> **BRIEF**: Would you write out the entries below, every one of them, exactly?

-- Begin DATA SHOWN --

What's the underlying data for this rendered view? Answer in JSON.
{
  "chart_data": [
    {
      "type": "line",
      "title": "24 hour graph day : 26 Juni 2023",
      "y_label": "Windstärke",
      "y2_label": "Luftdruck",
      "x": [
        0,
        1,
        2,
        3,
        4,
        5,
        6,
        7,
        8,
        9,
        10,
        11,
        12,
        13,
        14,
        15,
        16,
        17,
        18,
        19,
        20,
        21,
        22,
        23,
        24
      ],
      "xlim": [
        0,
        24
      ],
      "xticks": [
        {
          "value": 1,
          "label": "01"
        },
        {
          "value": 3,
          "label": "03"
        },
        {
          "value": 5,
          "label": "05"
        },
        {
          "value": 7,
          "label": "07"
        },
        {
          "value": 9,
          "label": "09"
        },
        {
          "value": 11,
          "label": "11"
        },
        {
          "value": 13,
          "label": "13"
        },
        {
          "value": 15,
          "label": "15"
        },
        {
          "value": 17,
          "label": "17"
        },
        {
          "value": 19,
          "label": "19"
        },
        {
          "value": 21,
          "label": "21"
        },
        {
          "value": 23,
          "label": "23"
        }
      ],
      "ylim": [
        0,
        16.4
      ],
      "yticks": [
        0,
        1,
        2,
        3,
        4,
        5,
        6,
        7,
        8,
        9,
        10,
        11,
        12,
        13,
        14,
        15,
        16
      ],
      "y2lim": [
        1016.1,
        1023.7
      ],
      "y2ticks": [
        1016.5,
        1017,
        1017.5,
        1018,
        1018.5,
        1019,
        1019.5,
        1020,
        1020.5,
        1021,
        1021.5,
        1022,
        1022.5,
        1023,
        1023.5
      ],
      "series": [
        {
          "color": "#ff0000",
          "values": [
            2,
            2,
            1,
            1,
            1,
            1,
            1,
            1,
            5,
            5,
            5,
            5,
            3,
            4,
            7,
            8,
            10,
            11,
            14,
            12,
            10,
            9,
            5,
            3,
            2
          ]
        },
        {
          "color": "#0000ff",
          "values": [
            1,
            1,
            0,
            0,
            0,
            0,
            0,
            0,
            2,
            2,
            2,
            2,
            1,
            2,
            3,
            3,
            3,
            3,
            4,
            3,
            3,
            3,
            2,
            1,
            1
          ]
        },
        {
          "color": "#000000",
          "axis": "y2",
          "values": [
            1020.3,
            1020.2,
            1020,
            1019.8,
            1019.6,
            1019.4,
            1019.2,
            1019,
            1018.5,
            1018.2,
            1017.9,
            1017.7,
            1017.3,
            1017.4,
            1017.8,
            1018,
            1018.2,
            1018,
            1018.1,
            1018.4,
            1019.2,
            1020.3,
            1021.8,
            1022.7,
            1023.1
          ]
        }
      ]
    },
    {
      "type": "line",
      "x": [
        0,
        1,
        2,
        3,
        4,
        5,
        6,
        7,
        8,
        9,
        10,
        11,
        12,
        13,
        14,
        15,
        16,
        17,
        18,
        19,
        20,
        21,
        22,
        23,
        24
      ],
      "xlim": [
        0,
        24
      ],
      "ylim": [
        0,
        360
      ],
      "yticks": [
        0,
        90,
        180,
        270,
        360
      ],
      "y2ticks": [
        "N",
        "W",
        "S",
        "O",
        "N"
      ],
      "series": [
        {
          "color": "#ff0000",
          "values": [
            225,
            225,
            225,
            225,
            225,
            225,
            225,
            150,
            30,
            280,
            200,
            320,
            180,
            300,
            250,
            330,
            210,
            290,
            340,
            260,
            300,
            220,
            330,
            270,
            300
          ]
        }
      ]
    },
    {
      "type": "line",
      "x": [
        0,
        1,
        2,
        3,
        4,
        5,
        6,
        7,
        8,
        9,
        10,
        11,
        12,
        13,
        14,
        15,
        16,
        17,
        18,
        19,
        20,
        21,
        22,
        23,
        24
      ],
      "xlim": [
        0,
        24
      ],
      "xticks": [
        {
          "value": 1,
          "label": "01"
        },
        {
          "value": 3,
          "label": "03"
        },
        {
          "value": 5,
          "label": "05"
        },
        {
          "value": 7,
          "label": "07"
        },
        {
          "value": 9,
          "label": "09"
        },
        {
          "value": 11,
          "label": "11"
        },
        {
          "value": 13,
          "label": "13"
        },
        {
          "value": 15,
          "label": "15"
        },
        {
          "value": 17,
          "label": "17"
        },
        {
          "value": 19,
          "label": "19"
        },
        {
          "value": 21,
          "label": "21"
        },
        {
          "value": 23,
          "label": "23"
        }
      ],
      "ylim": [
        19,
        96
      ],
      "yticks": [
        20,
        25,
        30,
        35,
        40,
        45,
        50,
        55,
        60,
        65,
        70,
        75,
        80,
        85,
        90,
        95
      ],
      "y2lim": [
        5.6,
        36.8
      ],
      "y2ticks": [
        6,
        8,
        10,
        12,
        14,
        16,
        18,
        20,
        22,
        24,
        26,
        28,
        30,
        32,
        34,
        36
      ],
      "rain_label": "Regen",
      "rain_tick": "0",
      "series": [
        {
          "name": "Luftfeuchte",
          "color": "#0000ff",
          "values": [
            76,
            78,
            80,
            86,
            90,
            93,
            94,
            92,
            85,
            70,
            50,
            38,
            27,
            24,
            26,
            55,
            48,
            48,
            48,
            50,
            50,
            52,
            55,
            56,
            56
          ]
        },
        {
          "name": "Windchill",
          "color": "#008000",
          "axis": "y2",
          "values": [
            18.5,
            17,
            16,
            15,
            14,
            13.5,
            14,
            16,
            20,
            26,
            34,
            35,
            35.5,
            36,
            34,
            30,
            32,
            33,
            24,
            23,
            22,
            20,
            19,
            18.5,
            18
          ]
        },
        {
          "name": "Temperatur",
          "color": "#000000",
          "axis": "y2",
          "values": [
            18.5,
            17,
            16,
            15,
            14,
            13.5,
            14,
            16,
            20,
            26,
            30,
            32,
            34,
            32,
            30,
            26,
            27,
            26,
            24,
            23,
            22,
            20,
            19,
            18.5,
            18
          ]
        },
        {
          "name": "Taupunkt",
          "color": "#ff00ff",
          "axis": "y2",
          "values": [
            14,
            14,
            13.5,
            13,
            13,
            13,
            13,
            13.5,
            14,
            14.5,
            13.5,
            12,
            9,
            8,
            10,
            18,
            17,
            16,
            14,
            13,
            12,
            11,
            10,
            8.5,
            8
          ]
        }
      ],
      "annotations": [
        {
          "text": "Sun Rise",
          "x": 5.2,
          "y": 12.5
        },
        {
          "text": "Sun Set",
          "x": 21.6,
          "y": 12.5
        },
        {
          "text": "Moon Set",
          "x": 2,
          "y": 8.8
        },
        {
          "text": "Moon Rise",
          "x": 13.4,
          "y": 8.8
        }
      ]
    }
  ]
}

-- End DATA SHOWN --

> **RESPONSE TO THE EXERCISE**:
What's the underlying data for this rendered view? Answer in JSON.
{
  "chart_data": [
    {
      "type": "line",
      "title": "24 hour graph day : 26 Juni 2023",
      "y_label": "Windstärke",
      "y2_label": "Luftdruck",
      "x": [
        0,
        1,
        2,
        3,
        4,
        5,
        6,
        7,
        8,
        9,
        10,
        11,
        12,
        13,
        14,
        15,
        16,
        17,
        18,
        19,
        20,
        21,
        22,
        23,
        24
      ],
      "xlim": [
        0,
        24
      ],
      "xticks": [
        {
          "value": 1,
          "label": "01"
        },
        {
          "value": 3,
          "label": "03"
        },
        {
          "value": 5,
          "label": "05"
        },
        {
          "value": 7,
          "label": "07"
        },
        {
          "value": 9,
          "label": "09"
        },
        {
          "value": 11,
          "label": "11"
        },
        {
          "value": 13,
          "label": "13"
        },
        {
          "value": 15,
          "label": "15"
        },
        {
          "value": 17,
          "label": "17"
        },
        {
          "value": 19,
          "label": "19"
        },
        {
          "value": 21,
          "label": "21"
        },
        {
          "value": 23,
          "label": "23"
        }
      ],
      "ylim": [
        0,
        16.4
      ],
      "yticks": [
        0,
        1,
        2,
        3,
        4,
        5,
        6,
        7,
        8,
        9,
        10,
        11,
        12,
        13,
        14,
        15,
        16
      ],
      "y2lim": [
        1016.1,
        1023.7
      ],
      "y2ticks": [
        1016.5,
        1017,
        1017.5,
        1018,
        1018.5,
        1019,
        1019.5,
        1020,
        1020.5,
        1021,
        1021.5,
        1022,
        1022.5,
        1023,
        1023.5
      ],
      "series": [
        {
          "color": "#ff0000",
          "values": [
            2,
            2,
            1,
            1,
            1,
            1,
            1,
            1,
            5,
            5,
            5,
            5,
            3,
            4,
            7,
            8,
            10,
            11,
            14,
            12,
            10,
            9,
            5,
            3,
            2
          ]
        },
        {
          "color": "#0000ff",
          "values": [
            1,
            1,
            0,
            0,
            0,
            0,
            0,
            0,
            2,
            2,
            2,
            2,
            1,
            2,
            3,
            3,
            3,
            3,
            4,
            3,
            3,
            3,
            2,
            1,
            1
          ]
        },
        {
          "color": "#000000",
          "axis": "y2",
          "values": [
            1020.3,
            1020.2,
            1020,
            1019.8,
            1019.6,
            1019.4,
            1019.2,
            1019,
            1018.5,
            1018.2,
            1017.9,
            1017.7,
            1017.3,
            1017.4,
            1017.8,
            1018,
            1018.2,
            1018,
            1018.1,
            1018.4,
            1019.2,
            1020.3,
            1021.8,
            1022.7,
            1023.1
          ]
        }
      ]
    },
    {
      "type": "line",
      "x": [
        0,
        1,
        2,
        3,
        4,
        5,
        6,
        7,
        8,
        9,
        10,
        11,
        12,
        13,
        14,
        15,
        16,
        17,
        18,
        19,
        20,
        21,
        22,
        23,
        24
      ],
      "xlim": [
        0,
        24
      ],
      "ylim": [
        0,
        360
      ],
      "yticks": [
        0,
        90,
        180,
        270,
        360
      ],
      "y2ticks": [
        "N",
        "W",
        "S",
        "O",
        "N"
      ],
      "series": [
        {
          "color": "#ff0000",
          "values": [
            225,
            225,
            225,
            225,
            225,
            225,
            225,
            150,
            30,
            280,
            200,
            320,
            180,
            300,
            250,
            330,
            210,
            290,
            340,
            260,
            300,
            220,
            330,
            270,
            300
          ]
        }
      ]
    },
    {
      "type": "line",
      "x": [
        0,
        1,
        2,
        3,
        4,
        5,
        6,
        7,
        8,
        9,
        10,
        11,
        12,
        13,
        14,
        15,
        16,
        17,
        18,
        19,
        20,
        21,
        22,
        23,
        24
      ],
      "xlim": [
        0,
        24
      ],
      "xticks": [
        {
          "value": 1,
          "label": "01"
        },
        {
          "value": 3,
          "label": "03"
        },
        {
          "value": 5,
          "label": "05"
        },
        {
          "value": 7,
          "label": "07"
        },
        {
          "value": 9,
          "label": "09"
        },
        {
          "value": 11,
          "label": "11"
        },
        {
          "value": 13,
          "label": "13"
        },
        {
          "value": 15,
          "label": "15"
        },
        {
          "value": 17,
          "label": "17"
        },
        {
          "value": 19,
          "label": "19"
        },
        {
          "value": 21,
          "label": "21"
        },
        {
          "value": 23,
          "label": "23"
        }
      ],
      "ylim": [
        19,
        96
      ],
      "yticks": [
        20,
        25,
        30,
        35,
        40,
        45,
        50,
        55,
        60,
        65,
        70,
        75,
        80,
        85,
        90,
        95
      ],
      "y2lim": [
        5.6,
        36.8
      ],
      "y2ticks": [
        6,
        8,
        10,
        12,
        14,
        16,
        18,
        20,
        22,
        24,
        26,
        28,
        30,
        32,
        34,
        36
      ],
      "rain_label": "Regen",
      "rain_tick": "0",
      "series": [
        {
          "name": "Luftfeuchte",
          "color": "#0000ff",
          "values": [
            76,
            78,
            80,
            86,
            90,
            93,
            94,
            92,
            85,
            70,
            50,
            38,
            27,
            24,
            26,
            55,
            48,
            48,
            48,
            50,
            50,
            52,
            55,
            56,
            56
          ]
        },
        {
          "name": "Windchill",
          "color": "#008000",
          "axis": "y2",
          "values": [
            18.5,
            17,
            16,
            15,
            14,
            13.5,
            14,
            16,
            20,
            26,
            34,
            35,
            35.5,
            36,
            34,
            30,
            32,
            33,
            24,
            23,
            22,
            20,
            19,
            18.5,
            18
          ]
        },
        {
          "name": "Temperatur",
          "color": "#000000",
          "axis": "y2",
          "values": [
            18.5,
            17,
            16,
            15,
            14,
            13.5,
            14,
            16,
            20,
            26,
            30,
            32,
            34,
            32,
            30,
            26,
            27,
            26,
            24,
            23,
            22,
            20,
            19,
            18.5,
            18
          ]
        },
        {
          "name": "Taupunkt",
          "color": "#ff00ff",
          "axis": "y2",
          "values": [
            14,
            14,
            13.5,
            13,
            13,
            13,
            13,
            13.5,
            14,
            14.5,
            13.5,
            12,
            9,
            8,
            10,
            18,
            17,
            16,
            14,
            13,
            12,
            11,
            10,
            8.5,
            8
          ]
        }
      ],
      "annotations": [
        {
          "text": "Sun Rise",
          "x": 5.2,
          "y": 12.5
        },
        {
          "text": "Sun Set",
          "x": 21.6,
          "y": 12.5
        },
        {
          "text": "Moon Set",
          "x": 2,
          "y": 8.8
        },
        {
          "text": "Moon Rise",
          "x": 13.4,
          "y": 8.8
        }
      ]
    }
  ]
}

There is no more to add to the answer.